=== Material to process ===
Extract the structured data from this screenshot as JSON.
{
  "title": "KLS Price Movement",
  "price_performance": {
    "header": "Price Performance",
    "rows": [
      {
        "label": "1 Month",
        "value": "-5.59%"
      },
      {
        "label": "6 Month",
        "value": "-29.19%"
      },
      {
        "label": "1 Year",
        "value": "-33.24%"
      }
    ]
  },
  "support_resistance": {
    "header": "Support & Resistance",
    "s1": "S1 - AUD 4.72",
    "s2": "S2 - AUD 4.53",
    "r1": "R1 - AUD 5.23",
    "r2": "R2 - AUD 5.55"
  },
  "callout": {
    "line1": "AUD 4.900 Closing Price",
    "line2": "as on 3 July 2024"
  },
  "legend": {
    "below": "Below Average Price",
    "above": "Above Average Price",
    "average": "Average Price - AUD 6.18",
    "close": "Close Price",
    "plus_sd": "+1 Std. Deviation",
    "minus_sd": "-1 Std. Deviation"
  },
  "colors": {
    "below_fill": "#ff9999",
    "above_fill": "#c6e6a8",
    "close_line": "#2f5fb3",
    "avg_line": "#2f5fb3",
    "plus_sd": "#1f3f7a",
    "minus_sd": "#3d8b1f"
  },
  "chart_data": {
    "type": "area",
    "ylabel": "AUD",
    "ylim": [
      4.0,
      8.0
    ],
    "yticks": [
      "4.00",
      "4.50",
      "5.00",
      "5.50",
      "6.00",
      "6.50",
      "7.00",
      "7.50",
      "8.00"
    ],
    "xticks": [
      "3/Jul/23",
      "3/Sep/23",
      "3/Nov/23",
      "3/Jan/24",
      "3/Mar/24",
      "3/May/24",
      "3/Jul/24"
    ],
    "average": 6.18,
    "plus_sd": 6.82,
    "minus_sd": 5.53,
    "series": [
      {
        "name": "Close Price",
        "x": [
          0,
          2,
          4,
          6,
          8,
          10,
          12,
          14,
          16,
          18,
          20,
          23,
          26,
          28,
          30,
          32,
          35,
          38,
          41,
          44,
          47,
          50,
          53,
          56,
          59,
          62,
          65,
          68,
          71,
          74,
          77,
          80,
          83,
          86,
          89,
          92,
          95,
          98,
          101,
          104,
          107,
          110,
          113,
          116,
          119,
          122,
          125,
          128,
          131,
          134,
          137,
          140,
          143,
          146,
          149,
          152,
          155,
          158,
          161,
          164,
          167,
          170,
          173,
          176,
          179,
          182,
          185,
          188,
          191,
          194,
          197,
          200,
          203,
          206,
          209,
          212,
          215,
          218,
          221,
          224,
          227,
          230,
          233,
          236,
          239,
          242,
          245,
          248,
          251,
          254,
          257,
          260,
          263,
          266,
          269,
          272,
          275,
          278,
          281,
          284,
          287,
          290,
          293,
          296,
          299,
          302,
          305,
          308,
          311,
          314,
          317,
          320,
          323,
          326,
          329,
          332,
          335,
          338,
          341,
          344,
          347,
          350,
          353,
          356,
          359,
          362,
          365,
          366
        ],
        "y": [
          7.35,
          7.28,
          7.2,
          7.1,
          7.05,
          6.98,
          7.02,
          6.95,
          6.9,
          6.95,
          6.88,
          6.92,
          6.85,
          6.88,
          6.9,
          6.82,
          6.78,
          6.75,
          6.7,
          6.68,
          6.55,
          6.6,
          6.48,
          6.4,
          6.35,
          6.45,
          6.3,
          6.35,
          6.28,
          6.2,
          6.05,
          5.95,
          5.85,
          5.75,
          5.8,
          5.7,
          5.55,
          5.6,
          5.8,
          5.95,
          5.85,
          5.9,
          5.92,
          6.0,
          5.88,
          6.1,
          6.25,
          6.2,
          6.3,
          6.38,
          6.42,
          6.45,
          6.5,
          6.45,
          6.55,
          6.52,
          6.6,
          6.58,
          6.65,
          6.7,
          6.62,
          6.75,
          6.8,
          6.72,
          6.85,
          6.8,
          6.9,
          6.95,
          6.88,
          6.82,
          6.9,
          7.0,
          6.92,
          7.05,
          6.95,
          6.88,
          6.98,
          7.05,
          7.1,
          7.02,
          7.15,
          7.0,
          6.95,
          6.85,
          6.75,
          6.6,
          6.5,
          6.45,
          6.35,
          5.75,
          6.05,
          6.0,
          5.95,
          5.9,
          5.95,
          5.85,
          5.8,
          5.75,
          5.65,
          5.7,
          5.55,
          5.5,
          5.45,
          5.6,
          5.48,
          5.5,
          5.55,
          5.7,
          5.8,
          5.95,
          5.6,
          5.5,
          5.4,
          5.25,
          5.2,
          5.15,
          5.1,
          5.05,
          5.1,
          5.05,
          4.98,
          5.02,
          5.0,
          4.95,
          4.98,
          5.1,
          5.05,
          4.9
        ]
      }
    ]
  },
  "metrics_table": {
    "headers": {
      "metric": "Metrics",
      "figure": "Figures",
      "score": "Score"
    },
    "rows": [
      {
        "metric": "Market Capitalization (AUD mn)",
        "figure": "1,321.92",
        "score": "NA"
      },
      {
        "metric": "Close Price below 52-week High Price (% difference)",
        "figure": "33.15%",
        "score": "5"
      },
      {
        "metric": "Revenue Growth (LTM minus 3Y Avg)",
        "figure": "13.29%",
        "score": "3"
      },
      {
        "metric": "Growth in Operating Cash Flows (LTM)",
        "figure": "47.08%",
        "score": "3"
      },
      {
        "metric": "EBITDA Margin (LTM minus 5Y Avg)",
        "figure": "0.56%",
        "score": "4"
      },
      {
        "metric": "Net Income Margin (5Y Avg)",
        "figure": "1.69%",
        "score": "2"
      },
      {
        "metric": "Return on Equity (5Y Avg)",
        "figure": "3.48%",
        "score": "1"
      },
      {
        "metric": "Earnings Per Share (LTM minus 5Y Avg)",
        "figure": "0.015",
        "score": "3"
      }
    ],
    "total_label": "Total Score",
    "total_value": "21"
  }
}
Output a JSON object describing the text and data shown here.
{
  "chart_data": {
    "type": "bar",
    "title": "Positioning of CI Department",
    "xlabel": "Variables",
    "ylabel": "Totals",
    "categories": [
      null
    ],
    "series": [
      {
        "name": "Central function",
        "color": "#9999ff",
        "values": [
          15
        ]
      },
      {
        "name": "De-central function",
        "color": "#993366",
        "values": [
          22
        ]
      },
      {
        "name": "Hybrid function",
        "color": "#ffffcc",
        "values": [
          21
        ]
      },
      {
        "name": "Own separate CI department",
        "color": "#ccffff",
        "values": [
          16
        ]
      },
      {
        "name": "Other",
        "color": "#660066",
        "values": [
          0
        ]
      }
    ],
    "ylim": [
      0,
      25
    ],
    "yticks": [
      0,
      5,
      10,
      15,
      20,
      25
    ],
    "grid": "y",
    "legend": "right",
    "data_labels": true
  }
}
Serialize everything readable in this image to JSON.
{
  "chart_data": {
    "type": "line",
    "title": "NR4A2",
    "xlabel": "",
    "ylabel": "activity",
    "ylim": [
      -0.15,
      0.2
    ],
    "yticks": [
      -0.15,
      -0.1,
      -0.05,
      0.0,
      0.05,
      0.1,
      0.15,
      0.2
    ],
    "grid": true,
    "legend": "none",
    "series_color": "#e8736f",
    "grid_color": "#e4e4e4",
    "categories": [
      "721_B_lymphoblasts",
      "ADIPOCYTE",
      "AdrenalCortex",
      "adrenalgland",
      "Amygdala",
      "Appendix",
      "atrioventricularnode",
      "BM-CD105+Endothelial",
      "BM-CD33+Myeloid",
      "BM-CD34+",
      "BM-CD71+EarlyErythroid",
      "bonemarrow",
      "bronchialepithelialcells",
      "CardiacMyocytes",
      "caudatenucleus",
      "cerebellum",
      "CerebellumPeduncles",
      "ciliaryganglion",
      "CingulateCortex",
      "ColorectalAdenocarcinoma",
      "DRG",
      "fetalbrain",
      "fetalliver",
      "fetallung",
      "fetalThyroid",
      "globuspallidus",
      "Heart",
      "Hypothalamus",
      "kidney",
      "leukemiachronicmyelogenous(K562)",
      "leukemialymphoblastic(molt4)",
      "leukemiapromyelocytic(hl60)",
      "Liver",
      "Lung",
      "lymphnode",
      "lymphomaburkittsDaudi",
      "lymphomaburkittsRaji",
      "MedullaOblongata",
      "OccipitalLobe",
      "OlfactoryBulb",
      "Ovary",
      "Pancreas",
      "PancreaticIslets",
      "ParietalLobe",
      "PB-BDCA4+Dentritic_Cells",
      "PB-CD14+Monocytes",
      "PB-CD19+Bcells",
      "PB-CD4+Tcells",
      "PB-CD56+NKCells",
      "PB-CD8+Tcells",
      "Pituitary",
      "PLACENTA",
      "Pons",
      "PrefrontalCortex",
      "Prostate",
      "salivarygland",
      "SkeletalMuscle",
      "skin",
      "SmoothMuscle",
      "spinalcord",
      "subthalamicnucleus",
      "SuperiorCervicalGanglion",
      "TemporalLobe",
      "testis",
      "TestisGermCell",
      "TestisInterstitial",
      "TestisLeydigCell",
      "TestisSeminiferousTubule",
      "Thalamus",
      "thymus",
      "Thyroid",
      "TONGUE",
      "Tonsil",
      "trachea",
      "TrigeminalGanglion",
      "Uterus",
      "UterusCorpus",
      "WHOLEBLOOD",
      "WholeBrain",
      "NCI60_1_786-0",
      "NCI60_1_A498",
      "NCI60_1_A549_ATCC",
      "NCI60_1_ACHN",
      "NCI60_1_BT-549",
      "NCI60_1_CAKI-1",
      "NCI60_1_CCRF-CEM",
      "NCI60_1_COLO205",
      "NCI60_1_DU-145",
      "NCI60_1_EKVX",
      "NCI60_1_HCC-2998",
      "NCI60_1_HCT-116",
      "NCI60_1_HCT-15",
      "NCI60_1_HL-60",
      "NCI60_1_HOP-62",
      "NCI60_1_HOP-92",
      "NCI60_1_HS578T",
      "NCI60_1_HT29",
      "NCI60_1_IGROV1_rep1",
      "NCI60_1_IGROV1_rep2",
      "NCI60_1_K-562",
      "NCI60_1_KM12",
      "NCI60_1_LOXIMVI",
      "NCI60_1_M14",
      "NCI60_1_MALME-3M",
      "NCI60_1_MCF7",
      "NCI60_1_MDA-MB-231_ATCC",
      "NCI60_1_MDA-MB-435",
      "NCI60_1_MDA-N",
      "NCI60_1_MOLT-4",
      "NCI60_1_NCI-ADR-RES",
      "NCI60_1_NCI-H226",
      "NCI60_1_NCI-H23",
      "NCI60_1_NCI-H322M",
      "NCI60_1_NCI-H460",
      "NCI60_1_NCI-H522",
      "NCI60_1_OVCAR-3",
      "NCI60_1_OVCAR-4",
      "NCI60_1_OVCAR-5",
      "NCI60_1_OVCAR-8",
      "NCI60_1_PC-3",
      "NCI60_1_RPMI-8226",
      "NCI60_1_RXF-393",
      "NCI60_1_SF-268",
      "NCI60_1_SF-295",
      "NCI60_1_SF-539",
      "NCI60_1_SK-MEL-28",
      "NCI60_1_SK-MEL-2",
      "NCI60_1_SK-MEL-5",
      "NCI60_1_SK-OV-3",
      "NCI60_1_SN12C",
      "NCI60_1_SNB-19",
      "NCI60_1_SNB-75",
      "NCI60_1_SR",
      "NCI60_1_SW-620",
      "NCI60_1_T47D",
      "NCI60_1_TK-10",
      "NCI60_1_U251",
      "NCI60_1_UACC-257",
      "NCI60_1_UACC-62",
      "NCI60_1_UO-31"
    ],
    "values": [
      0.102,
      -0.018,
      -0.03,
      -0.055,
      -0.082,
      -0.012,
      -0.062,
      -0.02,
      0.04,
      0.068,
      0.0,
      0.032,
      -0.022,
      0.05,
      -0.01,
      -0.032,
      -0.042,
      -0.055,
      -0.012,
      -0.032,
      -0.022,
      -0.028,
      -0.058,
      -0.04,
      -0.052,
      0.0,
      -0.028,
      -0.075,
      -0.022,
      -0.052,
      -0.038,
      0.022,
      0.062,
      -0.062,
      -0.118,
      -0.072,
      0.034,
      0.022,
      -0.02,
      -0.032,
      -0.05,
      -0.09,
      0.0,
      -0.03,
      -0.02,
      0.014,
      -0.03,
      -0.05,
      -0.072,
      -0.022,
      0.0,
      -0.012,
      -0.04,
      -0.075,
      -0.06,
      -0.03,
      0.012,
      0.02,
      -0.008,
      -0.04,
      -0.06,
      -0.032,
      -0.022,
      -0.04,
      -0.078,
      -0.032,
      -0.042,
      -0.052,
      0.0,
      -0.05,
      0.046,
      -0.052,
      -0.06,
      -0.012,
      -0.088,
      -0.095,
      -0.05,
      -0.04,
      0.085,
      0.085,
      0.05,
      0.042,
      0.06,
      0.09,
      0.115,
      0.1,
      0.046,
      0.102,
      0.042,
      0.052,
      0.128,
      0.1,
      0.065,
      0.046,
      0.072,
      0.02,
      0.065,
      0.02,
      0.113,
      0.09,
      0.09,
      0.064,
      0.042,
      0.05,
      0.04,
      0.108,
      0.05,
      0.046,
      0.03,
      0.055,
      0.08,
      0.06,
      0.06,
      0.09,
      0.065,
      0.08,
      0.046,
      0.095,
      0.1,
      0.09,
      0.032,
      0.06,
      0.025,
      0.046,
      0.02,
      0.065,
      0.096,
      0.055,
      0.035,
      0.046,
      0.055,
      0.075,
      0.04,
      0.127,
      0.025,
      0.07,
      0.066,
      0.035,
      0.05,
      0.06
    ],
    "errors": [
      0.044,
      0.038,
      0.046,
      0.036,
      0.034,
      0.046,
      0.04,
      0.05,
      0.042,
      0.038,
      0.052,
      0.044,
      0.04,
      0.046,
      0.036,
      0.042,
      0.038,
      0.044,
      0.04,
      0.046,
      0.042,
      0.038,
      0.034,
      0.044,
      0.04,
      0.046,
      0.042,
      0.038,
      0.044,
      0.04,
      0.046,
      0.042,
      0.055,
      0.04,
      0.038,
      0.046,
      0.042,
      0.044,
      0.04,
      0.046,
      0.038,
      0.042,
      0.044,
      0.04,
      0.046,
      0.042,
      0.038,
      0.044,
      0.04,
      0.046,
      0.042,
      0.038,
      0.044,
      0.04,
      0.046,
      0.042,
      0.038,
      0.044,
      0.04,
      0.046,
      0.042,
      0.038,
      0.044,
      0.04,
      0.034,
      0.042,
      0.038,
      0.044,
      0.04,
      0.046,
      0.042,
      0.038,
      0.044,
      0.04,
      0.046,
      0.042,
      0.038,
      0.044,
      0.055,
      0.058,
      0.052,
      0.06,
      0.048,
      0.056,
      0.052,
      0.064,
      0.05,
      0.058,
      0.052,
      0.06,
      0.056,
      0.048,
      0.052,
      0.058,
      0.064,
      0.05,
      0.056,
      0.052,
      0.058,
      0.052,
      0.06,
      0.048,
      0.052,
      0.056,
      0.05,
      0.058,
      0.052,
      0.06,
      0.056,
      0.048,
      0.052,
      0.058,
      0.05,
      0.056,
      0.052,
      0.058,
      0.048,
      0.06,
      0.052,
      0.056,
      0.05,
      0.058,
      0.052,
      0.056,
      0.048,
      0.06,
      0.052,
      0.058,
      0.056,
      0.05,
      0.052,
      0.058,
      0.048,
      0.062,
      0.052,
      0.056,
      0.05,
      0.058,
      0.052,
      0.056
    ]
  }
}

=== Directions ===
Extract every line containing the string "name" from the data above.

=== Solved problem ===
        "name": "Close Price",
        "name": "Central function",
        "name": "De-central function",
        "name": "Hybrid function",
        "name": "Own separate CI department",
        "name": "Other",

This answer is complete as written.